— Start MATERIAL SHOWN —

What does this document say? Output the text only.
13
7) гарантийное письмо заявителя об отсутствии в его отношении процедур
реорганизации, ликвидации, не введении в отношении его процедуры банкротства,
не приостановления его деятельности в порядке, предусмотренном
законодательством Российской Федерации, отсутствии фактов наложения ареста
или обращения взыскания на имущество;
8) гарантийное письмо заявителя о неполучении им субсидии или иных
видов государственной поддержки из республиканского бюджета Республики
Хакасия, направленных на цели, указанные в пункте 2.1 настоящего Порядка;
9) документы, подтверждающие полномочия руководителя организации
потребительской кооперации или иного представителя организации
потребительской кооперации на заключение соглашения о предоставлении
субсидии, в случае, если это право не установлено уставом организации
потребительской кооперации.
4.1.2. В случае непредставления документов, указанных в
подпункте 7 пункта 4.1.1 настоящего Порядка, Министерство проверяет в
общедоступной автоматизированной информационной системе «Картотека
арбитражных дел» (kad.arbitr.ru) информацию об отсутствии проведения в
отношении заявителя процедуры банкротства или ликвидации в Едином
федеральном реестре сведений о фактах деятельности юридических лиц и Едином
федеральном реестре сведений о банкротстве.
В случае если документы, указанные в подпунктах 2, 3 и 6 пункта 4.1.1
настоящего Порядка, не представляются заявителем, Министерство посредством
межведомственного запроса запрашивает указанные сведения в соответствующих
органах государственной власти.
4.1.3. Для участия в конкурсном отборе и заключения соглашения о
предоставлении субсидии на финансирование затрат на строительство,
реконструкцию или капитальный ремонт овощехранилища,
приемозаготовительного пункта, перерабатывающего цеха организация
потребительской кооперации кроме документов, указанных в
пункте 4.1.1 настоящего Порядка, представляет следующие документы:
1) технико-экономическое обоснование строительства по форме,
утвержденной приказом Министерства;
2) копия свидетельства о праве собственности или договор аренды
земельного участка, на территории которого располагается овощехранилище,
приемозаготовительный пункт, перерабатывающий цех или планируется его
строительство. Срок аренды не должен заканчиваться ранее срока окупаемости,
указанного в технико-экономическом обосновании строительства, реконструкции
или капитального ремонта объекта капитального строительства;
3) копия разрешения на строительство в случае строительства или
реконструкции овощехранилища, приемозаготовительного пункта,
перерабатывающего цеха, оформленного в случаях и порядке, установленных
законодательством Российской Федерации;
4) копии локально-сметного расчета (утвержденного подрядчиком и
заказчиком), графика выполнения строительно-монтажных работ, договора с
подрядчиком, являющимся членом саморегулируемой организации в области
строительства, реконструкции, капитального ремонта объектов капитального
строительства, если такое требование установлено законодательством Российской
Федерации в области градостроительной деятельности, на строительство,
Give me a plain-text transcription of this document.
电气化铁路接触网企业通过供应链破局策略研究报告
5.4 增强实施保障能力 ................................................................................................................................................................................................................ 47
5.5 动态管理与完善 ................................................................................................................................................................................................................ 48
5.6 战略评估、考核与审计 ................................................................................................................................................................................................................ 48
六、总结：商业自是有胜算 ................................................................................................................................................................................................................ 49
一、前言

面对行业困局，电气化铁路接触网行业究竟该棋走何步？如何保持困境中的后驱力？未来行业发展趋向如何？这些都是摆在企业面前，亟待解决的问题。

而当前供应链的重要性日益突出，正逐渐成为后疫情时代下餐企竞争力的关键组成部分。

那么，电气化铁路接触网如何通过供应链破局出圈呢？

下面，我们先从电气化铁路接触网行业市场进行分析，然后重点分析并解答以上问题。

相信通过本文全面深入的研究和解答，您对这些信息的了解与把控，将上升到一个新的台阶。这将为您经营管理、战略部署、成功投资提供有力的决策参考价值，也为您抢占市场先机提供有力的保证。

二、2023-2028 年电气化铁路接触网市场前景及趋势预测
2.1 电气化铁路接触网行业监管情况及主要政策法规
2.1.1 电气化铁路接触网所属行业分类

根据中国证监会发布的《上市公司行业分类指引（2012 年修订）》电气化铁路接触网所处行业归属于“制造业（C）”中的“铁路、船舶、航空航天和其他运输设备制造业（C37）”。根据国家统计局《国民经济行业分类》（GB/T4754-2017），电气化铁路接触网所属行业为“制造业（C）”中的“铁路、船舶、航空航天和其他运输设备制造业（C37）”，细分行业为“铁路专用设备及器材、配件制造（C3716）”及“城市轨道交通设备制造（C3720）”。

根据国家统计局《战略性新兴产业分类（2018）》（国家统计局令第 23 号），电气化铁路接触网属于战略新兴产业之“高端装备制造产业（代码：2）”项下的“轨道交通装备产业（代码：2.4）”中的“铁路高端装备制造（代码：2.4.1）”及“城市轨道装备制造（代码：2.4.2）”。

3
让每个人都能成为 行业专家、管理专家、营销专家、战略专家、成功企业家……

— End MATERIAL SHOWN —

** PROBLEM DETAILS **
Reproduce the entries above exactly.

** WRITTEN SOLUTION **
What does this document say? Output the text only.
13
7) гарантийное письмо заявителя об отсутствии в его отношении процедур
реорганизации, ликвидации, не введении в отношении его процедуры банкротства,
не приостановления его деятельности в порядке, предусмотренном
законодательством Российской Федерации, отсутствии фактов наложения ареста
или обращения взыскания на имущество;
8) гарантийное письмо заявителя о неполучении им субсидии или иных
видов государственной поддержки из республиканского бюджета Республики
Хакасия, направленных на цели, указанные в пункте 2.1 настоящего Порядка;
9) документы, подтверждающие полномочия руководителя организации
потребительской кооперации или иного представителя организации
потребительской кооперации на заключение соглашения о предоставлении
субсидии, в случае, если это право не установлено уставом организации
потребительской кооперации.
4.1.2. В случае непредставления документов, указанных в
подпункте 7 пункта 4.1.1 настоящего Порядка, Министерство проверяет в
общедоступной автоматизированной информационной системе «Картотека
арбитражных дел» (kad.arbitr.ru) информацию об отсутствии проведения в
отношении заявителя процедуры банкротства или ликвидации в Едином
федеральном реестре сведений о фактах деятельности юридических лиц и Едином
федеральном реестре сведений о банкротстве.
В случае если документы, указанные в подпунктах 2, 3 и 6 пункта 4.1.1
настоящего Порядка, не представляются заявителем, Министерство посредством
межведомственного запроса запрашивает указанные сведения в соответствующих
органах государственной власти.
4.1.3. Для участия в конкурсном отборе и заключения соглашения о
предоставлении субсидии на финансирование затрат на строительство,
реконструкцию или капитальный ремонт овощехранилища,
приемозаготовительного пункта, перерабатывающего цеха организация
потребительской кооперации кроме документов, указанных в
пункте 4.1.1 настоящего Порядка, представляет следующие документы:
1) технико-экономическое обоснование строительства по форме,
утвержденной приказом Министерства;
2) копия свидетельства о праве собственности или договор аренды
земельного участка, на территории которого располагается овощехранилище,
приемозаготовительный пункт, перерабатывающий цех или планируется его
строительство. Срок аренды не должен заканчиваться ранее срока окупаемости,
указанного в технико-экономическом обосновании строительства, реконструкции
или капитального ремонта объекта капитального строительства;
3) копия разрешения на строительство в случае строительства или
реконструкции овощехранилища, приемозаготовительного пункта,
перерабатывающего цеха, оформленного в случаях и порядке, установленных
законодательством Российской Федерации;
4) копии локально-сметного расчета (утвержденного подрядчиком и
заказчиком), графика выполнения строительно-монтажных работ, договора с
подрядчиком, являющимся членом саморегулируемой организации в области
строительства, реконструкции, капитального ремонта объектов капитального
строительства, если такое требование установлено законодательством Российской
Федерации в области градостроительной деятельности, на строительство,
Give me a plain-text transcription of this document.
电气化铁路接触网企业通过供应链破局策略研究报告
5.4 增强实施保障能力 ................................................................................................................................................................................................................ 47
5.5 动态管理与完善 ................................................................................................................................................................................................................ 48
5.6 战略评估、考核与审计 ................................................................................................................................................................................................................ 48
六、总结：商业自是有胜算 ................................................................................................................................................................................................................ 49
一、前言

面对行业困局，电气化铁路接触网行业究竟该棋走何步？如何保持困境中的后驱力？未来行业发展趋向如何？这些都是摆在企业面前，亟待解决的问题。

而当前供应链的重要性日益突出，正逐渐成为后疫情时代下餐企竞争力的关键组成部分。

那么，电气化铁路接触网如何通过供应链破局出圈呢？

下面，我们先从电气化铁路接触网行业市场进行分析，然后重点分析并解答以上问题。

相信通过本文全面深入的研究和解答，您对这些信息的了解与把控，将上升到一个新的台阶。这将为您经营管理、战略部署、成功投资提供有力的决策参考价值，也为您抢占市场先机提供有力的保证。

二、2023-2028 年电气化铁路接触网市场前景及趋势预测
2.1 电气化铁路接触网行业监管情况及主要政策法规
2.1.1 电气化铁路接触网所属行业分类

根据中国证监会发布的《上市公司行业分类指引（2012 年修订）》电气化铁路接触网所处行业归属于“制造业（C）”中的“铁路、船舶、航空航天和其他运输设备制造业（C37）”。根据国家统计局《国民经济行业分类》（GB/T4754-2017），电气化铁路接触网所属行业为“制造业（C）”中的“铁路、船舶、航空航天和其他运输设备制造业（C37）”，细分行业为“铁路专用设备及器材、配件制造（C3716）”及“城市轨道交通设备制造（C3720）”。

根据国家统计局《战略性新兴产业分类（2018）》（国家统计局令第 23 号），电气化铁路接触网属于战略新兴产业之“高端装备制造产业（代码：2）”项下的“轨道交通装备产业（代码：2.4）”中的“铁路高端装备制造（代码：2.4.1）”及“城市轨道装备制造（代码：2.4.2）”。

3
让每个人都能成为 行业专家、管理专家、营销专家、战略专家、成功企业家……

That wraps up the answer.